■ **SET PROBLEM**:
The entries below contain pictures. Retype everything except those pictures, exactly as given.

■ **DATA LISTING**:
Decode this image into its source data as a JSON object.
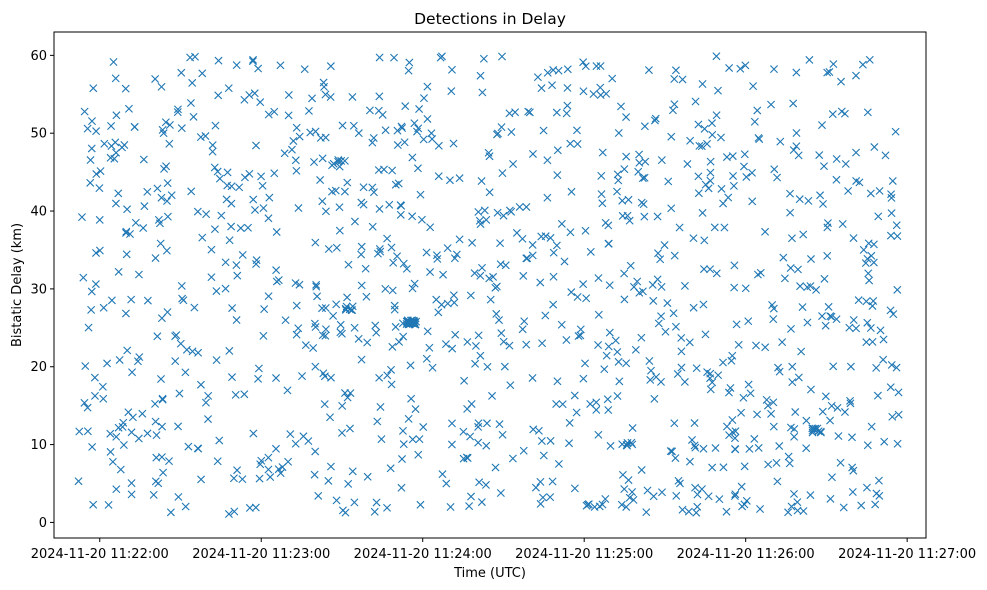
{
  "chart_data": {
    "type": "scatter",
    "title": "Detections in Delay",
    "xlabel": "Time (UTC)",
    "ylabel": "Bistatic Delay (km)",
    "marker": "x",
    "color": "#1f77b4",
    "xlim": [
      "2024-11-20 11:21:43",
      "2024-11-20 11:27:07"
    ],
    "ylim": [
      -2,
      63
    ],
    "x_ticks": [
      "2024-11-20 11:22:00",
      "2024-11-20 11:23:00",
      "2024-11-20 11:24:00",
      "2024-11-20 11:25:00",
      "2024-11-20 11:26:00",
      "2024-11-20 11:27:00"
    ],
    "y_ticks": [
      0,
      10,
      20,
      30,
      40,
      50,
      60
    ],
    "series": [
      {
        "name": "detections",
        "x_start": "2024-11-20 11:21:52",
        "x_end": "2024-11-20 11:26:57",
        "approx_point_count": 1100,
        "distribution": "uniform random over time and delay 1–60 km",
        "clusters": [
          {
            "center_time": "2024-11-20 11:23:56",
            "delay": 25.7,
            "count": 30
          },
          {
            "center_time": "2024-11-20 11:23:32",
            "delay": 27.5,
            "count": 6
          },
          {
            "center_time": "2024-11-20 11:25:16",
            "delay": 10.0,
            "count": 6
          },
          {
            "center_time": "2024-11-20 11:26:26",
            "delay": 11.8,
            "count": 10
          }
        ]
      }
    ]
  }
}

■ **TASK OUTPUT**:
Decode this image into its source data as a JSON object.
{
  "chart_data": {
    "type": "scatter",
    "title": "Detections in Delay",
    "xlabel": "Time (UTC)",
    "ylabel": "Bistatic Delay (km)",
    "marker": "x",
    "color": "#1f77b4",
    "xlim": [
      "2024-11-20 11:21:43",
      "2024-11-20 11:27:07"
    ],
    "ylim": [
      -2,
      63
    ],
    "x_ticks": [
      "2024-11-20 11:22:00",
      "2024-11-20 11:23:00",
      "2024-11-20 11:24:00",
      "2024-11-20 11:25:00",
      "2024-11-20 11:26:00",
      "2024-11-20 11:27:00"
    ],
    "y_ticks": [
      0,
      10,
      20,
      30,
      40,
      50,
      60
    ],
    "series": [
      {
        "name": "detections",
        "x_start": "2024-11-20 11:21:52",
        "x_end": "2024-11-20 11:26:57",
        "approx_point_count": 1100,
        "distribution": "uniform random over time and delay 1–60 km",
        "clusters": [
          {
            "center_time": "2024-11-20 11:23:56",
            "delay": 25.7,
            "count": 30
          },
          {
            "center_time": "2024-11-20 11:23:32",
            "delay": 27.5,
            "count": 6
          },
          {
            "center_time": "2024-11-20 11:25:16",
            "delay": 10.0,
            "count": 6
          },
          {
            "center_time": "2024-11-20 11:26:26",
            "delay": 11.8,
            "count": 10
          }
        ]
      }
    ]
  }
}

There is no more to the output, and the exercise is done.